> _EXERCISE_
Retype each entry below exactly as it stands.

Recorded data
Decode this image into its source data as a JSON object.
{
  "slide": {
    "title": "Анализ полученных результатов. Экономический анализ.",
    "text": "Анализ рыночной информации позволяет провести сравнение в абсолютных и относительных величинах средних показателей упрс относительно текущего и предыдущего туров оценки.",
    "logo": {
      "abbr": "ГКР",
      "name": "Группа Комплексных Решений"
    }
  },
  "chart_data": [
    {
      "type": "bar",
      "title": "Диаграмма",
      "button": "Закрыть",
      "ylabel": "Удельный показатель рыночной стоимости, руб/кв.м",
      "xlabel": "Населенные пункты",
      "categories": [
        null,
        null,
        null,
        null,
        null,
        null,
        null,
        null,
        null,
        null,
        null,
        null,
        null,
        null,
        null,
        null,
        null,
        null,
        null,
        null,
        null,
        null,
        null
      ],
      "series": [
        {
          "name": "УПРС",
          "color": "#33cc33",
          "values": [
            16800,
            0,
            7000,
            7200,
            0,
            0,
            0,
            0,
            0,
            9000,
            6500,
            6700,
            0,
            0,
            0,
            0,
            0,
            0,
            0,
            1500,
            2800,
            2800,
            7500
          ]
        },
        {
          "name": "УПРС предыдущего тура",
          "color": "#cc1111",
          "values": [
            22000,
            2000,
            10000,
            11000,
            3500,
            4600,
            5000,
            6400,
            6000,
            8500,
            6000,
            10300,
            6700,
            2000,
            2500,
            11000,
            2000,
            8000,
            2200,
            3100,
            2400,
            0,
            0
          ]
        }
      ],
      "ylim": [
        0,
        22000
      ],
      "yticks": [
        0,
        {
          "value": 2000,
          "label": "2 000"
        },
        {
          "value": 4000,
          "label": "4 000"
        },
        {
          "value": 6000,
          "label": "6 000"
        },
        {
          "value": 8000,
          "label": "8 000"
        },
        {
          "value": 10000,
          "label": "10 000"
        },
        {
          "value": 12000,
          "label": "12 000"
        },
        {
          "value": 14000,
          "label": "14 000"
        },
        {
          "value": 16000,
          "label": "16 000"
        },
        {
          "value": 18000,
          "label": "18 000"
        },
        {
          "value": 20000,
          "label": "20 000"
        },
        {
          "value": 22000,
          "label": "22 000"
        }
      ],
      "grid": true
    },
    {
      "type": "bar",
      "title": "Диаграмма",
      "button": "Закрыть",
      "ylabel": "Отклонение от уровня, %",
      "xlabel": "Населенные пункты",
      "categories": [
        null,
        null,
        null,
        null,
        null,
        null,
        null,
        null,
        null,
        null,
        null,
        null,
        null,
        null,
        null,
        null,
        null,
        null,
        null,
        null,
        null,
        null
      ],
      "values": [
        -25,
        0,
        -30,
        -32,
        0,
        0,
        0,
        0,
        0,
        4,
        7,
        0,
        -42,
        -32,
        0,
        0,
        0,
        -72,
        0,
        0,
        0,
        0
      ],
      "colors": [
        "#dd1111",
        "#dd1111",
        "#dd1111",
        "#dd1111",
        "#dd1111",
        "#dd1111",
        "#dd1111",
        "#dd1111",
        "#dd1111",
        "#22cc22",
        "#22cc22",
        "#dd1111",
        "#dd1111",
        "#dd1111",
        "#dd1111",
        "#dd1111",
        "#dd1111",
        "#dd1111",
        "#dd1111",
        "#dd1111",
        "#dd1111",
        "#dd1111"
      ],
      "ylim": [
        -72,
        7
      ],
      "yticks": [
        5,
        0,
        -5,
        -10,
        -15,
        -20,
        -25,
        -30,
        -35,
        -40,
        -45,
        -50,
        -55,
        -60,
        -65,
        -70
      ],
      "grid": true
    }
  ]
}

> _WORKED ANSWER_
Decode this image into its source data as a JSON object.
{
  "slide": {
    "title": "Анализ полученных результатов. Экономический анализ.",
    "text": "Анализ рыночной информации позволяет провести сравнение в абсолютных и относительных величинах средних показателей упрс относительно текущего и предыдущего туров оценки.",
    "logo": {
      "abbr": "ГКР",
      "name": "Группа Комплексных Решений"
    }
  },
  "chart_data": [
    {
      "type": "bar",
      "title": "Диаграмма",
      "button": "Закрыть",
      "ylabel": "Удельный показатель рыночной стоимости, руб/кв.м",
      "xlabel": "Населенные пункты",
      "categories": [
        null,
        null,
        null,
        null,
        null,
        null,
        null,
        null,
        null,
        null,
        null,
        null,
        null,
        null,
        null,
        null,
        null,
        null,
        null,
        null,
        null,
        null,
        null
      ],
      "series": [
        {
          "name": "УПРС",
          "color": "#33cc33",
          "values": [
            16800,
            0,
            7000,
            7200,
            0,
            0,
            0,
            0,
            0,
            9000,
            6500,
            6700,
            0,
            0,
            0,
            0,
            0,
            0,
            0,
            1500,
            2800,
            2800,
            7500
          ]
        },
        {
          "name": "УПРС предыдущего тура",
          "color": "#cc1111",
          "values": [
            22000,
            2000,
            10000,
            11000,
            3500,
            4600,
            5000,
            6400,
            6000,
            8500,
            6000,
            10300,
            6700,
            2000,
            2500,
            11000,
            2000,
            8000,
            2200,
            3100,
            2400,
            0,
            0
          ]
        }
      ],
      "ylim": [
        0,
        22000
      ],
      "yticks": [
        0,
        {
          "value": 2000,
          "label": "2 000"
        },
        {
          "value": 4000,
          "label": "4 000"
        },
        {
          "value": 6000,
          "label": "6 000"
        },
        {
          "value": 8000,
          "label": "8 000"
        },
        {
          "value": 10000,
          "label": "10 000"
        },
        {
          "value": 12000,
          "label": "12 000"
        },
        {
          "value": 14000,
          "label": "14 000"
        },
        {
          "value": 16000,
          "label": "16 000"
        },
        {
          "value": 18000,
          "label": "18 000"
        },
        {
          "value": 20000,
          "label": "20 000"
        },
        {
          "value": 22000,
          "label": "22 000"
        }
      ],
      "grid": true
    },
    {
      "type": "bar",
      "title": "Диаграмма",
      "button": "Закрыть",
      "ylabel": "Отклонение от уровня, %",
      "xlabel": "Населенные пункты",
      "categories": [
        null,
        null,
        null,
        null,
        null,
        null,
        null,
        null,
        null,
        null,
        null,
        null,
        null,
        null,
        null,
        null,
        null,
        null,
        null,
        null,
        null,
        null
      ],
      "values": [
        -25,
        0,
        -30,
        -32,
        0,
        0,
        0,
        0,
        0,
        4,
        7,
        0,
        -42,
        -32,
        0,
        0,
        0,
        -72,
        0,
        0,
        0,
        0
      ],
      "colors": [
        "#dd1111",
        "#dd1111",
        "#dd1111",
        "#dd1111",
        "#dd1111",
        "#dd1111",
        "#dd1111",
        "#dd1111",
        "#dd1111",
        "#22cc22",
        "#22cc22",
        "#dd1111",
        "#dd1111",
        "#dd1111",
        "#dd1111",
        "#dd1111",
        "#dd1111",
        "#dd1111",
        "#dd1111",
        "#dd1111",
        "#dd1111",
        "#dd1111"
      ],
      "ylim": [
        -72,
        7
      ],
      "yticks": [
        5,
        0,
        -5,
        -10,
        -15,
        -20,
        -25,
        -30,
        -35,
        -40,
        -45,
        -50,
        -55,
        -60,
        -65,
        -70
      ],
      "grid": true
    }
  ]
}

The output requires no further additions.